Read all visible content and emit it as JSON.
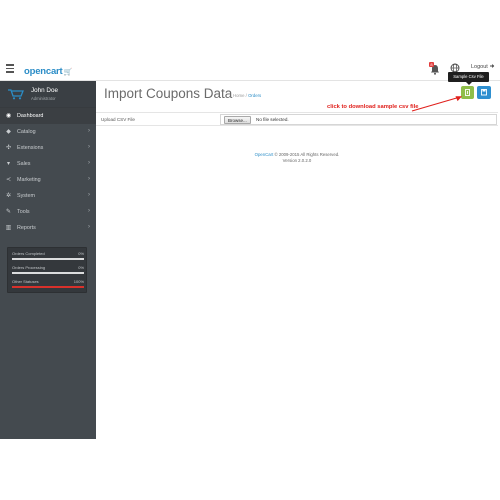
{
  "header": {
    "logo_text": "opencart",
    "notification_count": "8",
    "logout_label": "Logout"
  },
  "profile": {
    "name": "John Doe",
    "role": "Administrator"
  },
  "sidebar": {
    "items": [
      {
        "label": "Dashboard",
        "icon": "dashboard-icon",
        "active": true,
        "has_children": false
      },
      {
        "label": "Catalog",
        "icon": "tag-icon",
        "active": false,
        "has_children": true
      },
      {
        "label": "Extensions",
        "icon": "puzzle-icon",
        "active": false,
        "has_children": true
      },
      {
        "label": "Sales",
        "icon": "cart-icon",
        "active": false,
        "has_children": true
      },
      {
        "label": "Marketing",
        "icon": "share-icon",
        "active": false,
        "has_children": true
      },
      {
        "label": "System",
        "icon": "gear-icon",
        "active": false,
        "has_children": true
      },
      {
        "label": "Tools",
        "icon": "wrench-icon",
        "active": false,
        "has_children": true
      },
      {
        "label": "Reports",
        "icon": "bar-chart-icon",
        "active": false,
        "has_children": true
      }
    ]
  },
  "stats": [
    {
      "label": "Orders Completed",
      "value": "0%",
      "fraction": 0,
      "color": "#ffffff"
    },
    {
      "label": "Orders Processing",
      "value": "0%",
      "fraction": 0,
      "color": "#ffffff"
    },
    {
      "label": "Other Statuses",
      "value": "100%",
      "fraction": 1,
      "color": "#d9312b"
    }
  ],
  "page": {
    "title": "Import Coupons Data",
    "breadcrumb": [
      "Home",
      "Orders"
    ],
    "tooltip": "Sample Csv File",
    "annotation": "click to download sample csv file"
  },
  "form": {
    "upload_label": "Upload CSV File",
    "browse_label": "Browse...",
    "file_status": "No file selected."
  },
  "footer": {
    "brand": "OpenCart",
    "copyright": "© 2009-2015 All Rights Reserved.",
    "version": "Version 2.0.2.0"
  },
  "colors": {
    "accent": "#2b8dc7",
    "sidebar_bg": "#444a4f",
    "download_button": "#8fbe4a",
    "save_button": "#2e8fd0",
    "annotation": "#e0201c"
  }
}
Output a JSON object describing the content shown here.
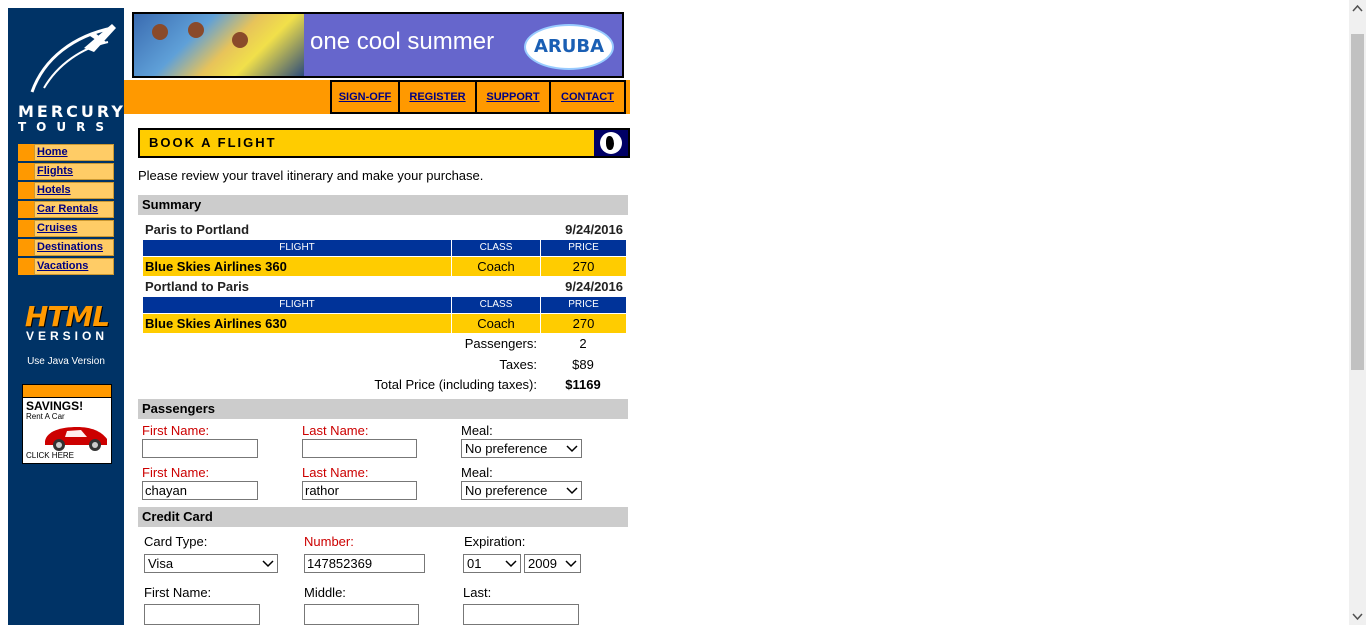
◇ ◇ ◇
Scan the lines for the string "icon". Pick out every line that has it.

== Written response ==
        "icon": "dashboard-icon",
        "icon": "tag-icon",
        "icon": "puzzle-icon",
        "icon": "cart-icon",
        "icon": "share-icon",
        "icon": "gear-icon",
        "icon": "wrench-icon",
        "icon": "bar-chart-icon",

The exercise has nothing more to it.